- _Provided data_:

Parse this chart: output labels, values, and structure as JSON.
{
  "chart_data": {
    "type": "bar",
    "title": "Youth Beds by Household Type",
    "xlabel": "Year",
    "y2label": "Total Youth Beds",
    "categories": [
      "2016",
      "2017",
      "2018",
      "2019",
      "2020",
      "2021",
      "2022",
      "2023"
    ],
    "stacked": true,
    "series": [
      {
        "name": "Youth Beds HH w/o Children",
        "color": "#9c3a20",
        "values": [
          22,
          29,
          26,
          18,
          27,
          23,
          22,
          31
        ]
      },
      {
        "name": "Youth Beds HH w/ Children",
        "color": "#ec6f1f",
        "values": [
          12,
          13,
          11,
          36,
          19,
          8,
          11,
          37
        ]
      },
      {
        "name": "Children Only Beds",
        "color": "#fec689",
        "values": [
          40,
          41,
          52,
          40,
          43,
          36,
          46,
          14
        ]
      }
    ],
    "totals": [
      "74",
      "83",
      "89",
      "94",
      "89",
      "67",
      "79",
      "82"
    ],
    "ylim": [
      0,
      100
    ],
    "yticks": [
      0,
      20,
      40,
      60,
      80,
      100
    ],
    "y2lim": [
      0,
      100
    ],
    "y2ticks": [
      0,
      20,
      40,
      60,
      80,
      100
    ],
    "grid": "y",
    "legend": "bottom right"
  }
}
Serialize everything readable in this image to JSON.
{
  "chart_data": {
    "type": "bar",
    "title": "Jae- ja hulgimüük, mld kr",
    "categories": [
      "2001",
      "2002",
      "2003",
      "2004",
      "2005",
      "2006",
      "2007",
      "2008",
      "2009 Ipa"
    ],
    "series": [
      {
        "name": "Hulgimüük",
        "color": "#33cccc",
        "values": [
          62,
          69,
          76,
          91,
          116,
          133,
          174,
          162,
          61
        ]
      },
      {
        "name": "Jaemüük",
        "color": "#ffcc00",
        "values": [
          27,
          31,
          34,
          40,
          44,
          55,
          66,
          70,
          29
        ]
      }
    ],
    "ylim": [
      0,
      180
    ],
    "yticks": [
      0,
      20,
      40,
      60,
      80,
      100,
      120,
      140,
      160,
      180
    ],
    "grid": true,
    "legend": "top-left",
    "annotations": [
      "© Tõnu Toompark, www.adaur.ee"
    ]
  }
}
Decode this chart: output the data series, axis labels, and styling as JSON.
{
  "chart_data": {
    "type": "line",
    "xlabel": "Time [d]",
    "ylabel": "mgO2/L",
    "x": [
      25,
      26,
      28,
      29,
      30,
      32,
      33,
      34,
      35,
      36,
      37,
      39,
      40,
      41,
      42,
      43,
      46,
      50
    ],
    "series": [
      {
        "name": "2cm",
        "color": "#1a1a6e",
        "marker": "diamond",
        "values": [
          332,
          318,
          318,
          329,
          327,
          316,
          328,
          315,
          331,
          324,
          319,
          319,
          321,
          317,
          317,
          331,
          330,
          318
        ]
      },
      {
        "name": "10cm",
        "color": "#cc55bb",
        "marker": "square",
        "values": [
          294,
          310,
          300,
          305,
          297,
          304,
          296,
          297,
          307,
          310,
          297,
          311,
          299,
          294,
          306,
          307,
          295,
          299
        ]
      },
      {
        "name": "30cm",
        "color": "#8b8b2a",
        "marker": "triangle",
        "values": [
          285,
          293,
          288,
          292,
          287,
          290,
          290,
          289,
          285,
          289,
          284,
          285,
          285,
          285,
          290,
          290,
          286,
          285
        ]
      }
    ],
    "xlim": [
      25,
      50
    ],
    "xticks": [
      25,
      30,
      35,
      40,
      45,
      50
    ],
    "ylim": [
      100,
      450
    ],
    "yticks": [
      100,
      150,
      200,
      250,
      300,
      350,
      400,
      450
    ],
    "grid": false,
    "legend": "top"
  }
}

- _Written problem_: Copy each line containing the word "legend" from the data.

- _Final result_:
    "legend": "bottom right"
    "legend": "top-left",
    "legend": "top"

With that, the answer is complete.